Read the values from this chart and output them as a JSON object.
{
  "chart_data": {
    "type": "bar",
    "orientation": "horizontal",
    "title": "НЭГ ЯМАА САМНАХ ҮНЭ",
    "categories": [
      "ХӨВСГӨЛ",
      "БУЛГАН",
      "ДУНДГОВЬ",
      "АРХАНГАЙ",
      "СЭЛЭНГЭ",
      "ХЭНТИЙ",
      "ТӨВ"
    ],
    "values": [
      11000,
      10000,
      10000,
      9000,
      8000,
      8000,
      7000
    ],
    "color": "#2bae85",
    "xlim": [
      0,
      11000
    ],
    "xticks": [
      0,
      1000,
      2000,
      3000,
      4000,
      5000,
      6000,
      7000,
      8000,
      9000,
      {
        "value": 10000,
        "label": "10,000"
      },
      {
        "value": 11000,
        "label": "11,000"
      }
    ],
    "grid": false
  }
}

####

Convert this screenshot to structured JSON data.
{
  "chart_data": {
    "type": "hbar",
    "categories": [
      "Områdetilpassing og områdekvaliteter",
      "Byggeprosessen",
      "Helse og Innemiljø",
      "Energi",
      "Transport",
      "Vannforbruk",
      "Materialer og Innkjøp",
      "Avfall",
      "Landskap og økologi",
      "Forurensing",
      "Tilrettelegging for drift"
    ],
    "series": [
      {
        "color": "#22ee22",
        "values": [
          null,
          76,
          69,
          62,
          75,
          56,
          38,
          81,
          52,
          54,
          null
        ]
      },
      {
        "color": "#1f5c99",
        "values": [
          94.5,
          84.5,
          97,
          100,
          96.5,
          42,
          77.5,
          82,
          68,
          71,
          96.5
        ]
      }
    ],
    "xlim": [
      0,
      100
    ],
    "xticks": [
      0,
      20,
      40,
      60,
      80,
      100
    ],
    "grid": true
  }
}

####

▶ [WHAT IS REQUIRED]: Read through the entries and copy each line in which "this" appears.

▶ [FINAL ANSWER]:
Read the values from this chart and output them as a JSON object.
Convert this screenshot to structured JSON data.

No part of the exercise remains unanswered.